WHAT IS ASKED:
Transcribe all the entries word for word, omitting any pictures they contain.

DATA:
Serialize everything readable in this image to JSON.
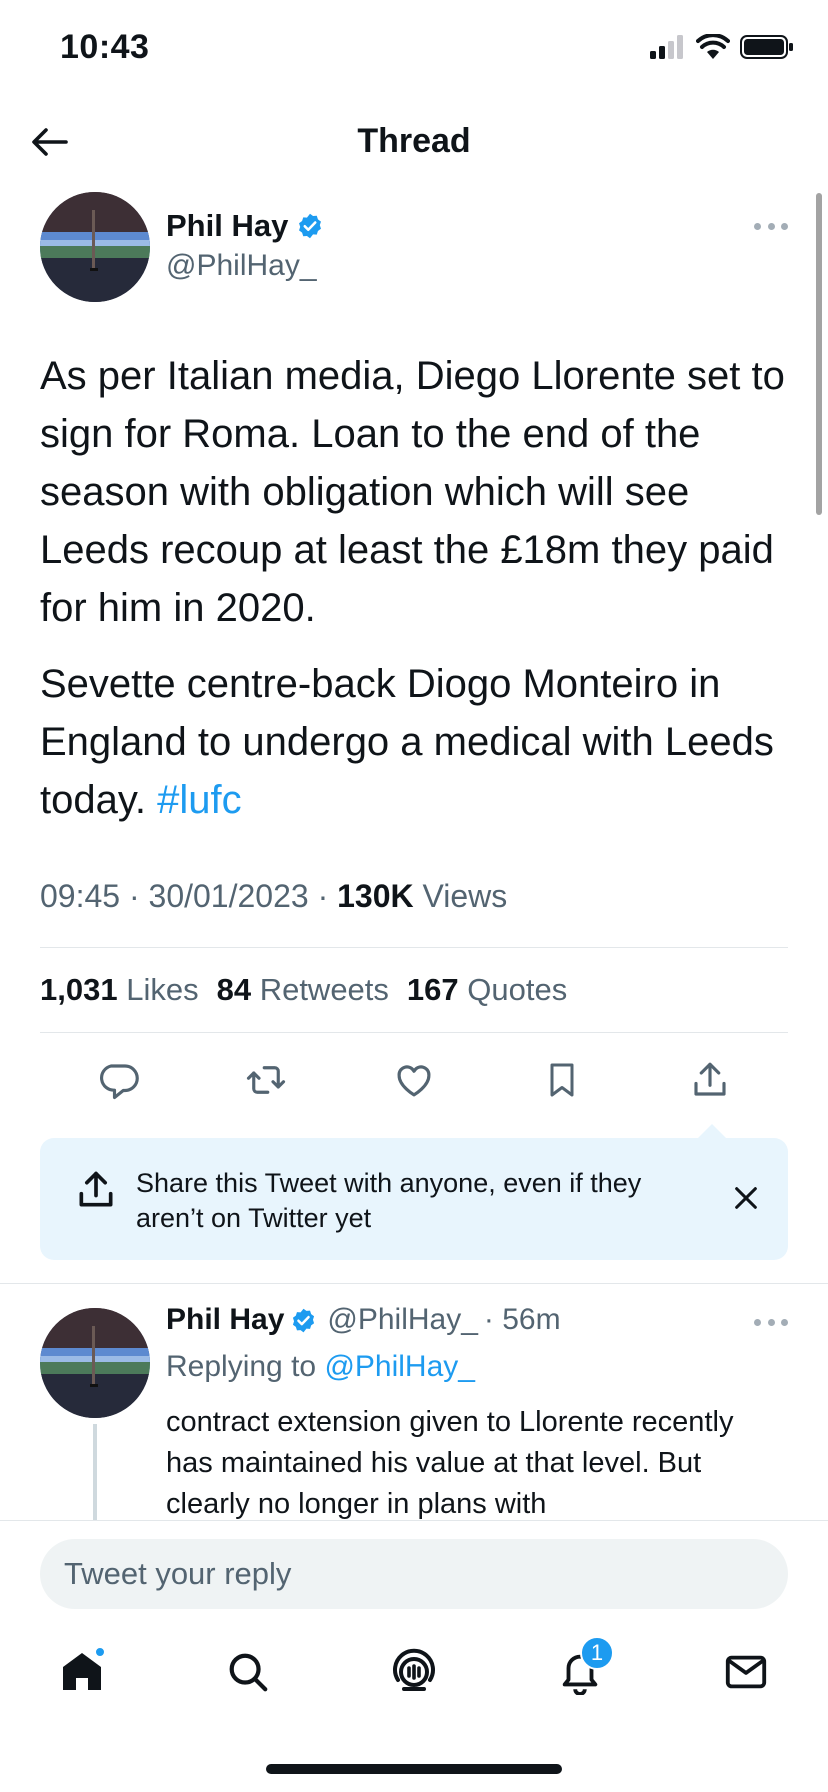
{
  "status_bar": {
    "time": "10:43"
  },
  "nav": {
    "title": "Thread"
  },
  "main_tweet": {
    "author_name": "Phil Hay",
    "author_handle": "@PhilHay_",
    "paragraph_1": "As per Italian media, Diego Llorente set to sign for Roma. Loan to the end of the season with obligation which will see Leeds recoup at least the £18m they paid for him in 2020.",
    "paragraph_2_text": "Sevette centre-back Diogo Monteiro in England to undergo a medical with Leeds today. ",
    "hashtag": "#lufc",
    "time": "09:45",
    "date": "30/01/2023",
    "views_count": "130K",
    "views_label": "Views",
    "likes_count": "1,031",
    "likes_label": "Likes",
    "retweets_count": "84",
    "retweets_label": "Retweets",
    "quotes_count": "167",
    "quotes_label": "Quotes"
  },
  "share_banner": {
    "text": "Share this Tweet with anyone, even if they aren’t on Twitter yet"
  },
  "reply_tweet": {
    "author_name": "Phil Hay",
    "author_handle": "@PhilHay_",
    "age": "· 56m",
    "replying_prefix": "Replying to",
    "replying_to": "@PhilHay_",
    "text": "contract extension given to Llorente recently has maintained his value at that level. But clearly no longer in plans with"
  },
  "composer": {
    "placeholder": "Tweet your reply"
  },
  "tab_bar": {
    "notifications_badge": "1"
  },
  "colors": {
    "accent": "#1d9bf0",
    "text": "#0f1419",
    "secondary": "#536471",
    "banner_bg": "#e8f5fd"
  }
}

THE OUTPUT:
Serialize everything readable in this image to JSON.
{
  "status_bar": {
    "time": "10:43"
  },
  "nav": {
    "title": "Thread"
  },
  "main_tweet": {
    "author_name": "Phil Hay",
    "author_handle": "@PhilHay_",
    "paragraph_1": "As per Italian media, Diego Llorente set to sign for Roma. Loan to the end of the season with obligation which will see Leeds recoup at least the £18m they paid for him in 2020.",
    "paragraph_2_text": "Sevette centre-back Diogo Monteiro in England to undergo a medical with Leeds today. ",
    "hashtag": "#lufc",
    "time": "09:45",
    "date": "30/01/2023",
    "views_count": "130K",
    "views_label": "Views",
    "likes_count": "1,031",
    "likes_label": "Likes",
    "retweets_count": "84",
    "retweets_label": "Retweets",
    "quotes_count": "167",
    "quotes_label": "Quotes"
  },
  "share_banner": {
    "text": "Share this Tweet with anyone, even if they aren’t on Twitter yet"
  },
  "reply_tweet": {
    "author_name": "Phil Hay",
    "author_handle": "@PhilHay_",
    "age": "· 56m",
    "replying_prefix": "Replying to",
    "replying_to": "@PhilHay_",
    "text": "contract extension given to Llorente recently has maintained his value at that level. But clearly no longer in plans with"
  },
  "composer": {
    "placeholder": "Tweet your reply"
  },
  "tab_bar": {
    "notifications_badge": "1"
  },
  "colors": {
    "accent": "#1d9bf0",
    "text": "#0f1419",
    "secondary": "#536471",
    "banner_bg": "#e8f5fd"
  }
}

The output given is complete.